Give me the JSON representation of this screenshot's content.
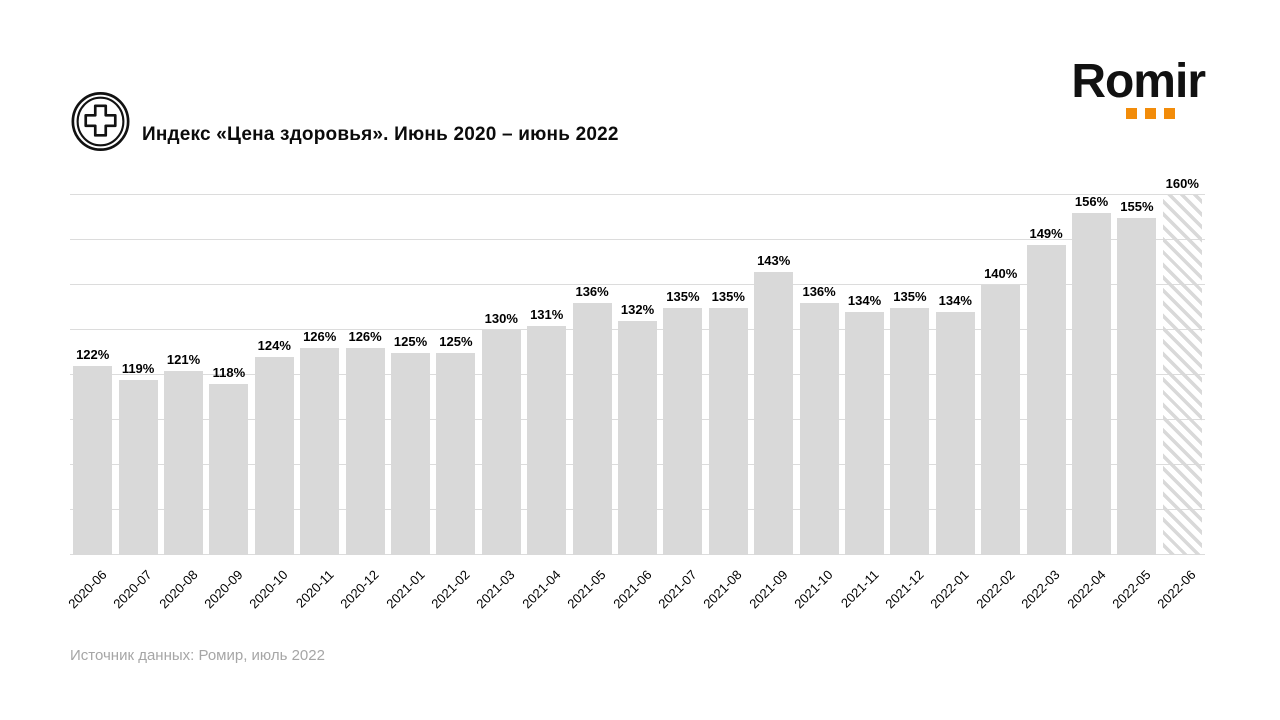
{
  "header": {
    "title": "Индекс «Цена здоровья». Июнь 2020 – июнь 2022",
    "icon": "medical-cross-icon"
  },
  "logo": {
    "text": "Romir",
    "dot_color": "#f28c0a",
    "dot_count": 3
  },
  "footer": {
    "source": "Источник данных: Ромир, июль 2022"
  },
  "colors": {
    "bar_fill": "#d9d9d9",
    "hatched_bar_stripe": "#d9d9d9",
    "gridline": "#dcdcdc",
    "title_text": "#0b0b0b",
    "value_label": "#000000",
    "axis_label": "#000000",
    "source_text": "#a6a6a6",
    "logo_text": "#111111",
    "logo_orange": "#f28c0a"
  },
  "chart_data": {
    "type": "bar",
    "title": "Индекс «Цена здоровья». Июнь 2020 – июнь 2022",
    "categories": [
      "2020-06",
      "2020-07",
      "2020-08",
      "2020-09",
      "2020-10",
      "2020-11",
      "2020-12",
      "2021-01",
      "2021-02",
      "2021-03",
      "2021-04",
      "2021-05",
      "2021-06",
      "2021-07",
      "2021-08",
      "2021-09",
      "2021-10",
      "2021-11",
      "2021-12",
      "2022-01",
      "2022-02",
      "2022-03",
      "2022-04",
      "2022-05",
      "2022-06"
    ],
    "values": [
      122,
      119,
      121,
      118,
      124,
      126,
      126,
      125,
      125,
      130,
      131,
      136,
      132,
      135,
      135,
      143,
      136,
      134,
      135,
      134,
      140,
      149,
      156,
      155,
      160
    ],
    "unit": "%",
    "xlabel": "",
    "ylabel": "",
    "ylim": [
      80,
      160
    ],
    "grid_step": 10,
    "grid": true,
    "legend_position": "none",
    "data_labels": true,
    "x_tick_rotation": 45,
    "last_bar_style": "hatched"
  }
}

====

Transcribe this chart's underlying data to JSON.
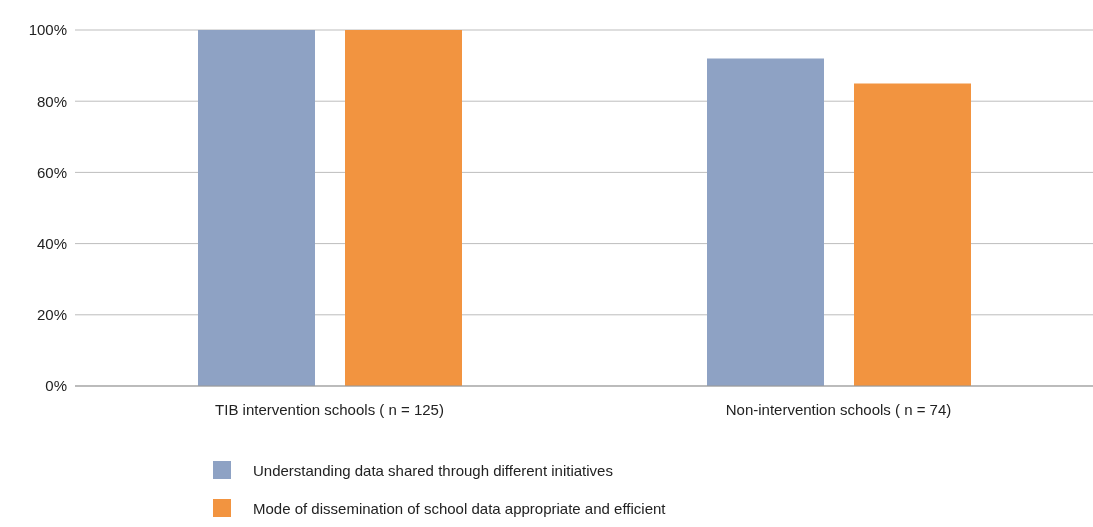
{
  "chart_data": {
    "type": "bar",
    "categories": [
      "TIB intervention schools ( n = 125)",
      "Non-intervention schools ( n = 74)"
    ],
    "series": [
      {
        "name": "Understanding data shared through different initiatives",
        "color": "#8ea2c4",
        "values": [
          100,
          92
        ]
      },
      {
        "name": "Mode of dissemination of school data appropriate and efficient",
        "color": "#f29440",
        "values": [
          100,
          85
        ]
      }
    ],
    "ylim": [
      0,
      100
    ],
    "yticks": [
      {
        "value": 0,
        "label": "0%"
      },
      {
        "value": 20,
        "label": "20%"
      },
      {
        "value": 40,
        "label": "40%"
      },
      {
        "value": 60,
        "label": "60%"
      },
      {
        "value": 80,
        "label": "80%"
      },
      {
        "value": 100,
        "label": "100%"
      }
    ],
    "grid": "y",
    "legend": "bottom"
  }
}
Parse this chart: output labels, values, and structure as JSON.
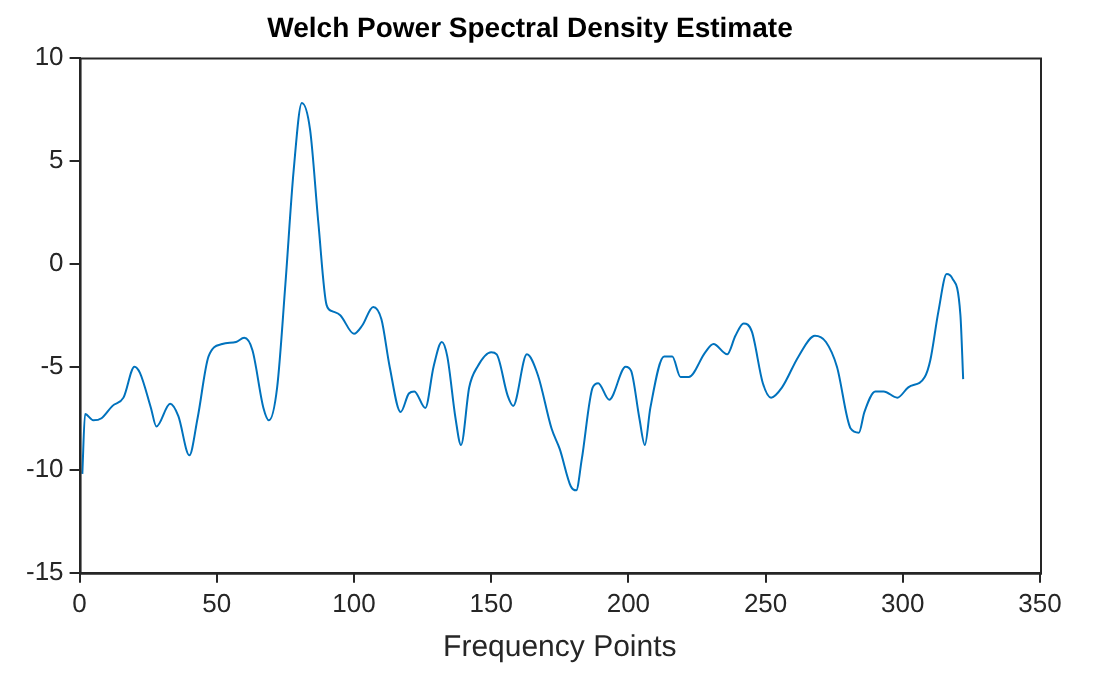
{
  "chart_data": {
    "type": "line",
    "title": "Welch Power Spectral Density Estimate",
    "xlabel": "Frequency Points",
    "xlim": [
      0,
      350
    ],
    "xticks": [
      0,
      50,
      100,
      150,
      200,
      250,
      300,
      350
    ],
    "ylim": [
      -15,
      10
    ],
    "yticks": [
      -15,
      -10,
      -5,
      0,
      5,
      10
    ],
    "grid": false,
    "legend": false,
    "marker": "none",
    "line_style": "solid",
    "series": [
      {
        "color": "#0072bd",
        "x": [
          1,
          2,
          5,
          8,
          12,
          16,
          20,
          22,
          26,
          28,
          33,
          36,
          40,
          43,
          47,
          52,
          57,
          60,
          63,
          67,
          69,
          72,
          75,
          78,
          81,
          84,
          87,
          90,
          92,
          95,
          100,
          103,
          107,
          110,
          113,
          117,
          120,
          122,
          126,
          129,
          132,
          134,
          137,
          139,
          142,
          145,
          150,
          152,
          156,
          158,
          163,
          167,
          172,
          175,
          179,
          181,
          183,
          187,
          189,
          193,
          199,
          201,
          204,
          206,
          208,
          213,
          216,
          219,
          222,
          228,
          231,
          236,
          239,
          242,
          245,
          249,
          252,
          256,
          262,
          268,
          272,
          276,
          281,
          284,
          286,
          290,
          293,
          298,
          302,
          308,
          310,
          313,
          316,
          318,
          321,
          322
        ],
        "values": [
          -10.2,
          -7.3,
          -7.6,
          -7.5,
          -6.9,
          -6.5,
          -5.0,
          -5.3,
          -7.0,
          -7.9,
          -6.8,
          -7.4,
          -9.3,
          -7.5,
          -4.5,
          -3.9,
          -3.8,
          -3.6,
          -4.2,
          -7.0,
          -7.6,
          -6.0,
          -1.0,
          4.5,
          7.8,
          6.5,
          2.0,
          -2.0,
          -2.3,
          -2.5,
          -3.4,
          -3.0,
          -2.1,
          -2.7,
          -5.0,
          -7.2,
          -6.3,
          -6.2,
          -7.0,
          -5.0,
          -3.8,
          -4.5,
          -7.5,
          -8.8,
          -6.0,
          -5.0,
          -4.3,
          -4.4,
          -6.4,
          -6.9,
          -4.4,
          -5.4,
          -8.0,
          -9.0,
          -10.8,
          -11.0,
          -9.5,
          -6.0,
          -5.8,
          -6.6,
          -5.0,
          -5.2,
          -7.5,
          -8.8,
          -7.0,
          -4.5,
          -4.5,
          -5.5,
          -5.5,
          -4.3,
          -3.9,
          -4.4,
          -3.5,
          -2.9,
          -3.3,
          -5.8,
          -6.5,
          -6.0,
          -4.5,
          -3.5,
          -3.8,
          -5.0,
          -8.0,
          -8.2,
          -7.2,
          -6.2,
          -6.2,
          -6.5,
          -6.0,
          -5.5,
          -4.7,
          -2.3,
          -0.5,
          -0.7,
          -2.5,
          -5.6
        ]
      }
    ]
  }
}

====

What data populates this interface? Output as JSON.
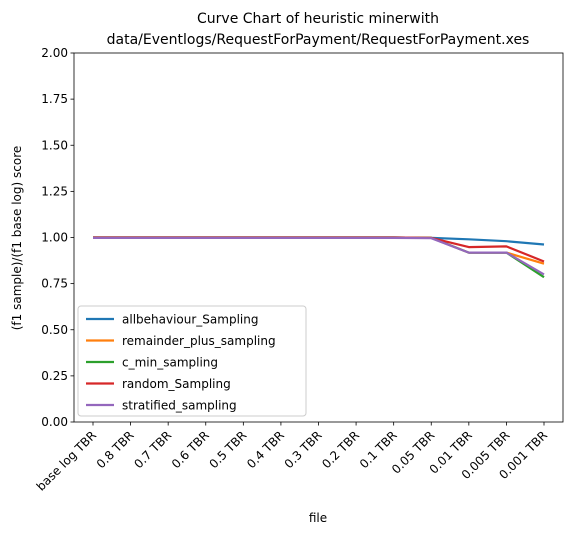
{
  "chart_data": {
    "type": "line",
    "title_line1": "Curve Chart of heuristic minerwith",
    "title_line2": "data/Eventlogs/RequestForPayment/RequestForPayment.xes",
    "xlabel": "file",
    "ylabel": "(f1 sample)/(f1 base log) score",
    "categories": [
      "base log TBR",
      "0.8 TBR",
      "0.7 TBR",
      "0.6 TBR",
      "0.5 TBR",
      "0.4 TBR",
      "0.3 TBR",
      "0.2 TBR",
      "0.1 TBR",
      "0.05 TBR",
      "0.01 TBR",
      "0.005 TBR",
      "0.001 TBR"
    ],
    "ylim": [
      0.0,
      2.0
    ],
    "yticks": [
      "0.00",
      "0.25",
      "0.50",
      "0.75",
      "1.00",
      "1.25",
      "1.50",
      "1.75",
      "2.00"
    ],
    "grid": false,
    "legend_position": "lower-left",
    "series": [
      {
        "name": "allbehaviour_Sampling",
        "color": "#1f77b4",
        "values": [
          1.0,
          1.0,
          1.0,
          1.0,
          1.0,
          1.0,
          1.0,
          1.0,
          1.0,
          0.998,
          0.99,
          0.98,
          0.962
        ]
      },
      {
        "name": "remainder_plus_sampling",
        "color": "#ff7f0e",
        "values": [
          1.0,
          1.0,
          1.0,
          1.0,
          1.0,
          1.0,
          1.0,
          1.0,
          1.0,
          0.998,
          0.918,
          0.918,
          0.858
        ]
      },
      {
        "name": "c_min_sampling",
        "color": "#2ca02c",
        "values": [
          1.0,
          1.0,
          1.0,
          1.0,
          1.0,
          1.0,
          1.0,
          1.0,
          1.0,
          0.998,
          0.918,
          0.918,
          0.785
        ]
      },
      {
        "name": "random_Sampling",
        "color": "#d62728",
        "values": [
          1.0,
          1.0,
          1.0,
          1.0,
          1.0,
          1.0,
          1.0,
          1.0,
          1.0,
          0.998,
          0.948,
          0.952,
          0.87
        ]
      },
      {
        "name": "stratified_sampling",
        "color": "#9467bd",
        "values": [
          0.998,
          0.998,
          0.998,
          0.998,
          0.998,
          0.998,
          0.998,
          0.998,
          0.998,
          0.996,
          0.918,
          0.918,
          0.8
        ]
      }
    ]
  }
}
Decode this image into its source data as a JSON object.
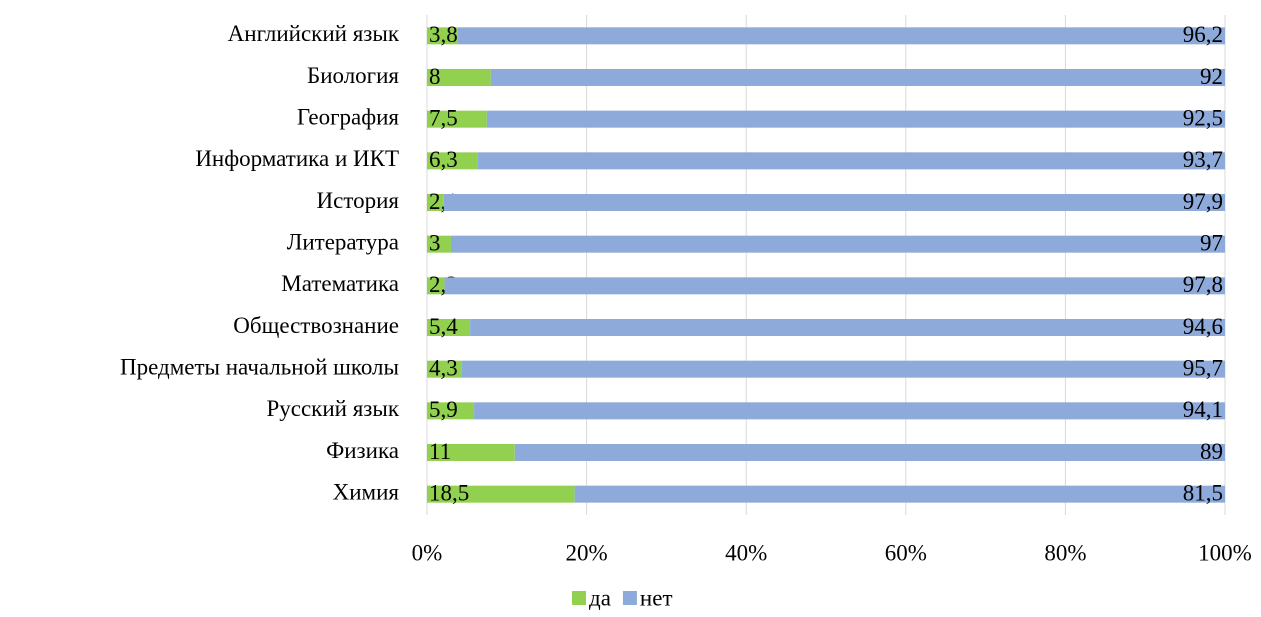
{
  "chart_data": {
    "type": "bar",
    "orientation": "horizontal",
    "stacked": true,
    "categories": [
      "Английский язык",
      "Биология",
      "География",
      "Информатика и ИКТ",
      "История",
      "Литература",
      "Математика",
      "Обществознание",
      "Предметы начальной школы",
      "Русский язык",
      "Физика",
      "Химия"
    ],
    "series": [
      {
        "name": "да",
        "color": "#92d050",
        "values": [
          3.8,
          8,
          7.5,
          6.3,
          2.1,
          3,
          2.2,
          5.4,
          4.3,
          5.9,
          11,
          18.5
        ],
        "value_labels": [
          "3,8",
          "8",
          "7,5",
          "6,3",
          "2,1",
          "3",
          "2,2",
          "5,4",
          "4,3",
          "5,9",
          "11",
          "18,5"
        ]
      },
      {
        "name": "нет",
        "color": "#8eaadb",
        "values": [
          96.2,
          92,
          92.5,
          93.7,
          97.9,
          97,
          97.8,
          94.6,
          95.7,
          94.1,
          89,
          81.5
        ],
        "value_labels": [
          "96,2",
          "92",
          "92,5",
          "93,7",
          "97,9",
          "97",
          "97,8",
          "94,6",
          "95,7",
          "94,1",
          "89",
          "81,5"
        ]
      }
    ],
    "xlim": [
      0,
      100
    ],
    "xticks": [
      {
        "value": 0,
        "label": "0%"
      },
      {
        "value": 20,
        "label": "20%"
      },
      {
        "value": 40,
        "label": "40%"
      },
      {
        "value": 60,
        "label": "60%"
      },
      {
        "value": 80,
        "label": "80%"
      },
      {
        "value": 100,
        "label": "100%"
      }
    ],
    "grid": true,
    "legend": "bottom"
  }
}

====

[Challenge]
Which lines contain the word "ylabel"? Return each of them.

[Output of the task]
    "ylabel": "",
    "ylabel": "(f1 sample)/(f1 base log) score",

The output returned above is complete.